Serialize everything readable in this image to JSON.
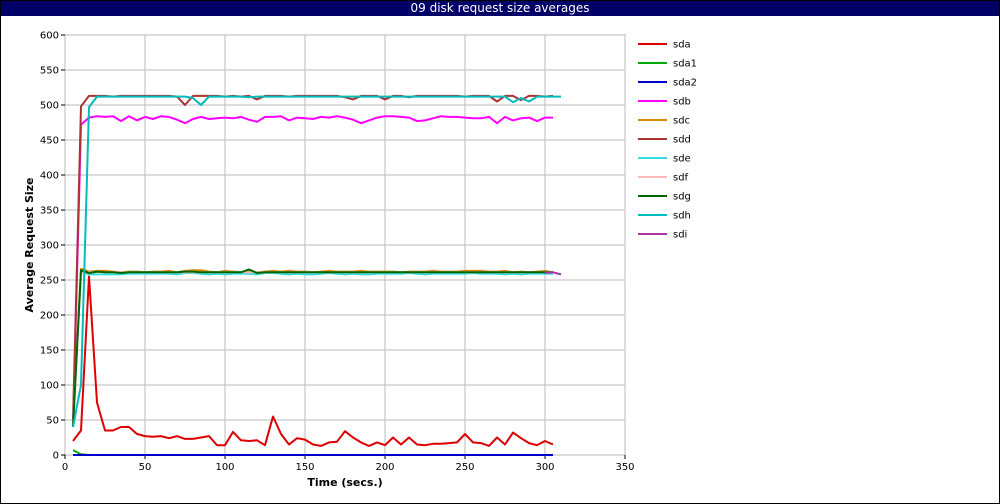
{
  "chart_data": {
    "type": "line",
    "title": "09 disk request size averages",
    "xlabel": "Time (secs.)",
    "ylabel": "Average Request Size",
    "xlim": [
      0,
      350
    ],
    "ylim": [
      0,
      600
    ],
    "x_ticks": [
      0,
      50,
      100,
      150,
      200,
      250,
      300,
      350
    ],
    "y_ticks": [
      0,
      50,
      100,
      150,
      200,
      250,
      300,
      350,
      400,
      450,
      500,
      550,
      600
    ],
    "grid": true,
    "legend_position": "right",
    "series": [
      {
        "name": "sda",
        "color": "#dd0000",
        "x": [
          5,
          10,
          15,
          20,
          25,
          30,
          35,
          40,
          45,
          50,
          55,
          60,
          65,
          70,
          75,
          80,
          85,
          90,
          95,
          100,
          105,
          110,
          115,
          120,
          125,
          130,
          135,
          140,
          145,
          150,
          155,
          160,
          165,
          170,
          175,
          180,
          185,
          190,
          195,
          200,
          205,
          210,
          215,
          220,
          225,
          230,
          235,
          240,
          245,
          250,
          255,
          260,
          265,
          270,
          275,
          280,
          285,
          290,
          295,
          300,
          305
        ],
        "y": [
          20,
          35,
          255,
          75,
          35,
          35,
          40,
          40,
          30,
          27,
          26,
          27,
          24,
          27,
          23,
          23,
          25,
          27,
          14,
          14,
          33,
          21,
          20,
          21,
          14,
          55,
          30,
          15,
          24,
          22,
          15,
          13,
          18,
          19,
          34,
          25,
          18,
          13,
          18,
          14,
          25,
          15,
          25,
          15,
          14,
          16,
          16,
          17,
          18,
          30,
          18,
          17,
          13,
          25,
          15,
          32,
          24,
          17,
          14,
          20,
          15
        ]
      },
      {
        "name": "sda1",
        "color": "#00aa00",
        "x": [
          5,
          10,
          15,
          305
        ],
        "y": [
          7,
          1,
          0,
          0
        ]
      },
      {
        "name": "sda2",
        "color": "#0000cc",
        "x": [
          5,
          10,
          15,
          305
        ],
        "y": [
          0,
          0,
          0,
          0
        ]
      },
      {
        "name": "sdb",
        "color": "#ff00ff",
        "x": [
          5,
          10,
          15,
          20,
          25,
          30,
          35,
          40,
          45,
          50,
          55,
          60,
          65,
          70,
          75,
          80,
          85,
          90,
          95,
          100,
          105,
          110,
          115,
          120,
          125,
          130,
          135,
          140,
          145,
          150,
          155,
          160,
          165,
          170,
          175,
          180,
          185,
          190,
          195,
          200,
          205,
          210,
          215,
          220,
          225,
          230,
          235,
          240,
          245,
          250,
          255,
          260,
          265,
          270,
          275,
          280,
          285,
          290,
          295,
          300,
          305
        ],
        "y": [
          40,
          472,
          482,
          484,
          483,
          484,
          477,
          484,
          478,
          483,
          480,
          484,
          483,
          479,
          474,
          480,
          483,
          480,
          481,
          482,
          481,
          483,
          479,
          476,
          483,
          483,
          484,
          478,
          482,
          481,
          480,
          483,
          482,
          484,
          482,
          479,
          474,
          478,
          482,
          484,
          484,
          483,
          482,
          477,
          478,
          481,
          484,
          483,
          483,
          482,
          481,
          481,
          483,
          474,
          483,
          478,
          481,
          482,
          477,
          482,
          482
        ]
      },
      {
        "name": "sdc",
        "color": "#dd8800",
        "x": [
          5,
          10,
          15,
          20,
          25,
          30,
          35,
          40,
          45,
          50,
          55,
          60,
          65,
          70,
          75,
          80,
          85,
          90,
          95,
          100,
          105,
          110,
          115,
          120,
          125,
          130,
          135,
          140,
          145,
          150,
          155,
          160,
          165,
          170,
          175,
          180,
          185,
          190,
          195,
          200,
          205,
          210,
          215,
          220,
          225,
          230,
          235,
          240,
          245,
          250,
          255,
          260,
          265,
          270,
          275,
          280,
          285,
          290,
          295,
          300,
          305
        ],
        "y": [
          40,
          266,
          262,
          263,
          263,
          262,
          261,
          262,
          262,
          261,
          262,
          262,
          263,
          261,
          263,
          264,
          264,
          262,
          261,
          263,
          262,
          261,
          263,
          261,
          262,
          263,
          262,
          263,
          262,
          262,
          261,
          262,
          263,
          262,
          262,
          262,
          263,
          262,
          262,
          262,
          262,
          261,
          262,
          262,
          262,
          263,
          262,
          262,
          262,
          263,
          263,
          263,
          262,
          262,
          263,
          261,
          262,
          261,
          262,
          263,
          261
        ]
      },
      {
        "name": "sdd",
        "color": "#aa3333",
        "x": [
          5,
          10,
          15,
          20,
          25,
          30,
          35,
          40,
          45,
          50,
          55,
          60,
          65,
          70,
          75,
          80,
          85,
          90,
          95,
          100,
          105,
          110,
          115,
          120,
          125,
          130,
          135,
          140,
          145,
          150,
          155,
          160,
          165,
          170,
          175,
          180,
          185,
          190,
          195,
          200,
          205,
          210,
          215,
          220,
          225,
          230,
          235,
          240,
          245,
          250,
          255,
          260,
          265,
          270,
          275,
          280,
          285,
          290,
          295,
          300,
          305
        ],
        "y": [
          50,
          498,
          513,
          513,
          513,
          512,
          513,
          513,
          513,
          513,
          513,
          513,
          513,
          512,
          500,
          513,
          513,
          513,
          513,
          512,
          513,
          512,
          513,
          508,
          513,
          513,
          513,
          512,
          513,
          513,
          513,
          513,
          513,
          513,
          511,
          508,
          513,
          513,
          513,
          508,
          513,
          513,
          511,
          513,
          513,
          513,
          513,
          513,
          513,
          512,
          513,
          513,
          513,
          505,
          513,
          513,
          507,
          513,
          513,
          512,
          513
        ]
      },
      {
        "name": "sde",
        "color": "#33dddd",
        "x": [
          5,
          10,
          15,
          20,
          25,
          30,
          35,
          40,
          45,
          50,
          55,
          60,
          65,
          70,
          75,
          80,
          85,
          90,
          95,
          100,
          105,
          110,
          115,
          120,
          125,
          130,
          135,
          140,
          145,
          150,
          155,
          160,
          165,
          170,
          175,
          180,
          185,
          190,
          195,
          200,
          205,
          210,
          215,
          220,
          225,
          230,
          235,
          240,
          245,
          250,
          255,
          260,
          265,
          270,
          275,
          280,
          285,
          290,
          295,
          300,
          305
        ],
        "y": [
          40,
          262,
          258,
          258,
          258,
          258,
          258,
          259,
          259,
          259,
          259,
          259,
          259,
          258,
          260,
          260,
          259,
          258,
          259,
          258,
          259,
          259,
          259,
          258,
          260,
          260,
          259,
          258,
          259,
          258,
          258,
          259,
          260,
          259,
          258,
          259,
          258,
          258,
          259,
          259,
          259,
          259,
          260,
          259,
          258,
          259,
          259,
          259,
          259,
          259,
          260,
          259,
          259,
          259,
          258,
          259,
          258,
          259,
          259,
          259,
          259
        ]
      },
      {
        "name": "sdf",
        "color": "#ffbbbb",
        "x": [
          5,
          10,
          15,
          20,
          25,
          30,
          35,
          40,
          45,
          50,
          55,
          60,
          65,
          70,
          75,
          80,
          85,
          90,
          95,
          100,
          105,
          110,
          115,
          120,
          125,
          130,
          135,
          140,
          145,
          150,
          155,
          160,
          165,
          170,
          175,
          180,
          185,
          190,
          195,
          200,
          205,
          210,
          215,
          220,
          225,
          230,
          235,
          240,
          245,
          250,
          255,
          260,
          265,
          270,
          275,
          280,
          285,
          290,
          295,
          300,
          305
        ],
        "y": [
          40,
          260,
          261,
          261,
          261,
          261,
          261,
          261,
          261,
          261,
          261,
          261,
          261,
          261,
          261,
          261,
          261,
          261,
          261,
          261,
          261,
          261,
          261,
          261,
          261,
          261,
          261,
          261,
          261,
          261,
          261,
          261,
          261,
          261,
          261,
          261,
          261,
          261,
          261,
          261,
          261,
          261,
          261,
          261,
          261,
          261,
          261,
          261,
          261,
          261,
          261,
          261,
          261,
          261,
          261,
          261,
          261,
          261,
          261,
          261,
          261
        ]
      },
      {
        "name": "sdg",
        "color": "#006600",
        "x": [
          5,
          10,
          15,
          20,
          25,
          30,
          35,
          40,
          45,
          50,
          55,
          60,
          65,
          70,
          75,
          80,
          85,
          90,
          95,
          100,
          105,
          110,
          115,
          120,
          125,
          130,
          135,
          140,
          145,
          150,
          155,
          160,
          165,
          170,
          175,
          180,
          185,
          190,
          195,
          200,
          205,
          210,
          215,
          220,
          225,
          230,
          235,
          240,
          245,
          250,
          255,
          260,
          265,
          270,
          275,
          280,
          285,
          290,
          295,
          300,
          305
        ],
        "y": [
          40,
          264,
          260,
          262,
          261,
          261,
          260,
          261,
          261,
          261,
          261,
          261,
          261,
          261,
          262,
          262,
          261,
          261,
          261,
          261,
          261,
          261,
          265,
          260,
          261,
          261,
          261,
          261,
          261,
          261,
          261,
          261,
          261,
          261,
          261,
          261,
          261,
          261,
          261,
          261,
          261,
          261,
          261,
          261,
          261,
          261,
          261,
          261,
          261,
          261,
          261,
          261,
          261,
          261,
          261,
          261,
          261,
          261,
          261,
          261,
          261
        ]
      },
      {
        "name": "sdh",
        "color": "#00bbbb",
        "x": [
          5,
          10,
          15,
          20,
          25,
          30,
          35,
          40,
          45,
          50,
          55,
          60,
          65,
          70,
          75,
          80,
          85,
          90,
          95,
          100,
          105,
          110,
          115,
          120,
          125,
          130,
          135,
          140,
          145,
          150,
          155,
          160,
          165,
          170,
          175,
          180,
          185,
          190,
          195,
          200,
          205,
          210,
          215,
          220,
          225,
          230,
          235,
          240,
          245,
          250,
          255,
          260,
          265,
          270,
          275,
          280,
          285,
          290,
          295,
          300,
          305,
          310
        ],
        "y": [
          40,
          100,
          497,
          512,
          512,
          512,
          512,
          512,
          512,
          512,
          512,
          512,
          512,
          512,
          512,
          510,
          500,
          512,
          512,
          512,
          512,
          512,
          511,
          512,
          512,
          512,
          512,
          512,
          512,
          512,
          512,
          512,
          512,
          512,
          512,
          512,
          512,
          512,
          512,
          512,
          512,
          512,
          512,
          512,
          512,
          512,
          512,
          512,
          512,
          512,
          512,
          512,
          512,
          512,
          512,
          504,
          510,
          505,
          512,
          512,
          512,
          512
        ]
      },
      {
        "name": "sdi",
        "color": "#aa33aa",
        "x": [
          300,
          305,
          310
        ],
        "y": [
          260,
          261,
          258
        ]
      }
    ]
  }
}
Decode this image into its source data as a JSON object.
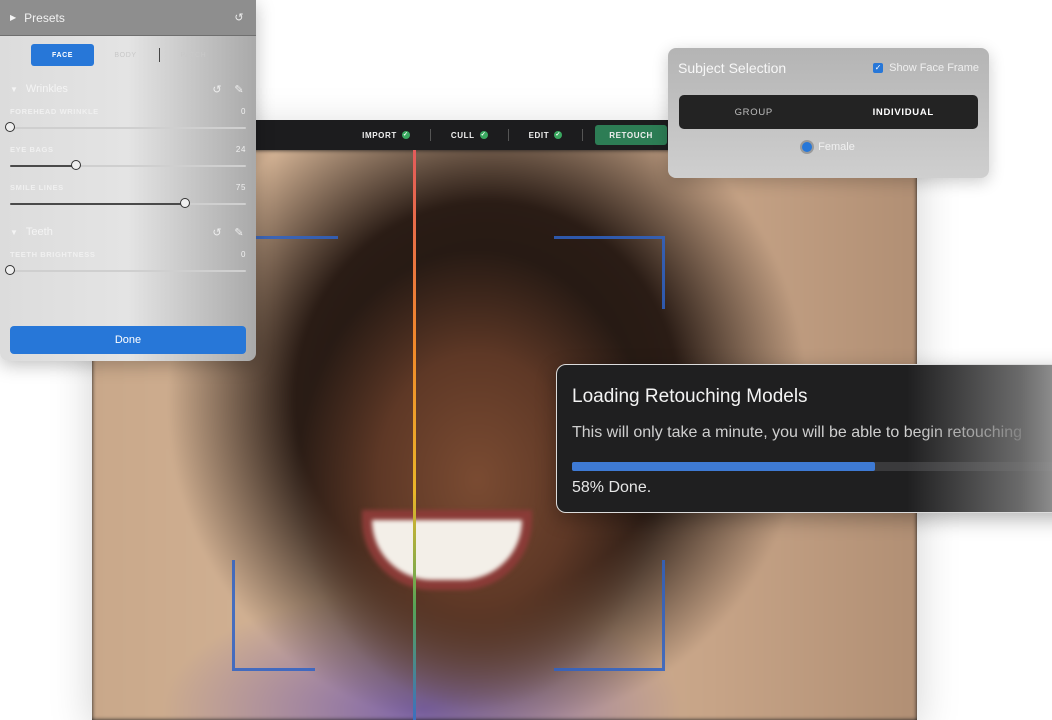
{
  "app_toolbar": {
    "items": [
      {
        "label": "IMPORT",
        "done": true
      },
      {
        "label": "CULL",
        "done": true
      },
      {
        "label": "EDIT",
        "done": true
      },
      {
        "label": "RETOUCH",
        "active": true
      }
    ],
    "check_glyph": "✓"
  },
  "presets_panel": {
    "title": "Presets",
    "tabs": [
      {
        "label": "FACE",
        "active": true
      },
      {
        "label": "BODY"
      },
      {
        "label": "PATCH"
      }
    ],
    "sections": [
      {
        "name": "Wrinkles",
        "sliders": [
          {
            "label": "FOREHEAD WRINKLE",
            "value": "0",
            "percent": 0
          },
          {
            "label": "EYE BAGS",
            "value": "24",
            "percent": 28
          },
          {
            "label": "SMILE LINES",
            "value": "75",
            "percent": 74
          }
        ]
      },
      {
        "name": "Teeth",
        "sliders": [
          {
            "label": "TEETH BRIGHTNESS",
            "value": "0",
            "percent": 0
          }
        ]
      }
    ],
    "done_label": "Done"
  },
  "subject_selection": {
    "title": "Subject Selection",
    "show_face_frame_label": "Show Face Frame",
    "show_face_frame_checked": true,
    "segments": [
      {
        "label": "GROUP",
        "active": false
      },
      {
        "label": "INDIVIDUAL",
        "active": true
      }
    ],
    "radio_label": "Female"
  },
  "loading": {
    "title": "Loading Retouching Models",
    "message": "This will only take a minute, you will be able to begin retouching",
    "progress_fraction": 0.58,
    "percent_label": "58% Done."
  },
  "colors": {
    "accent": "#2777d8",
    "progress": "#3e7ad4",
    "success": "#3aa860",
    "retouch_tab": "#2d7d55"
  }
}
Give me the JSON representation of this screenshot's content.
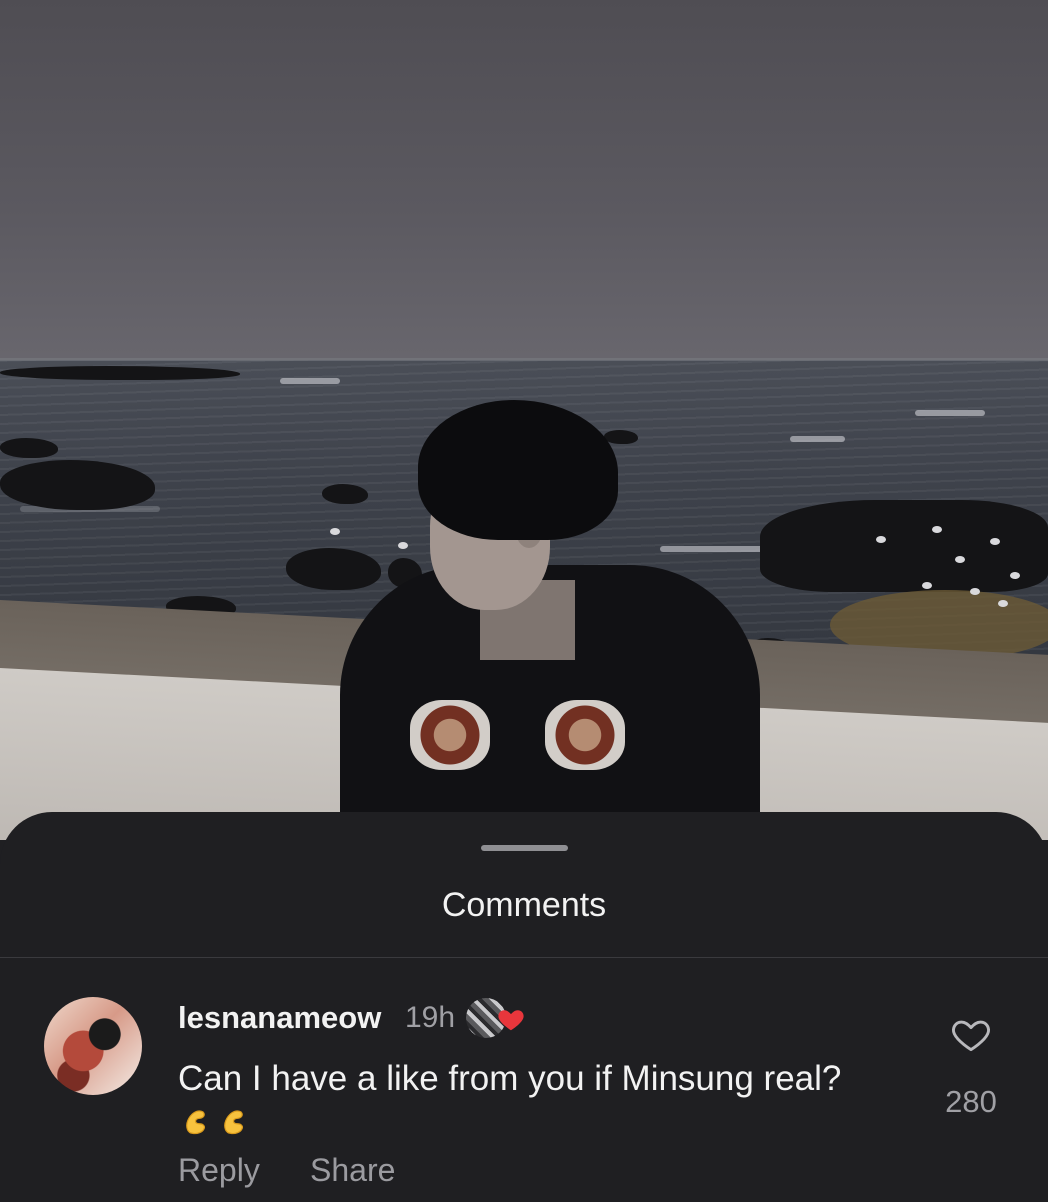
{
  "sheet": {
    "title": "Comments"
  },
  "comment": {
    "username": "lesnanameow",
    "time": "19h",
    "text": "Can I have a like from you if Minsung real?",
    "emojis": [
      "pinching-hand-emoji",
      "pinching-hand-emoji"
    ],
    "like_count": "280",
    "reply_label": "Reply",
    "share_label": "Share",
    "liked_by_creator": true
  },
  "colors": {
    "sheet_background": "#1f1f22",
    "primary_text": "#f2f2f2",
    "secondary_text": "#a0a0a5",
    "heart_red": "#e8363c"
  },
  "icons": {
    "like": "heart-outline-icon",
    "creator_like": "heart-filled-icon"
  }
}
==================================================
▸ **Brief**
Copy out each line in the listing that has the word "JSON".

▸ **Finished exercise**
Serialize everything readable in this image to JSON.
Decode this image into its source data as a JSON object.
Give me the JSON representation of this screenshot's content.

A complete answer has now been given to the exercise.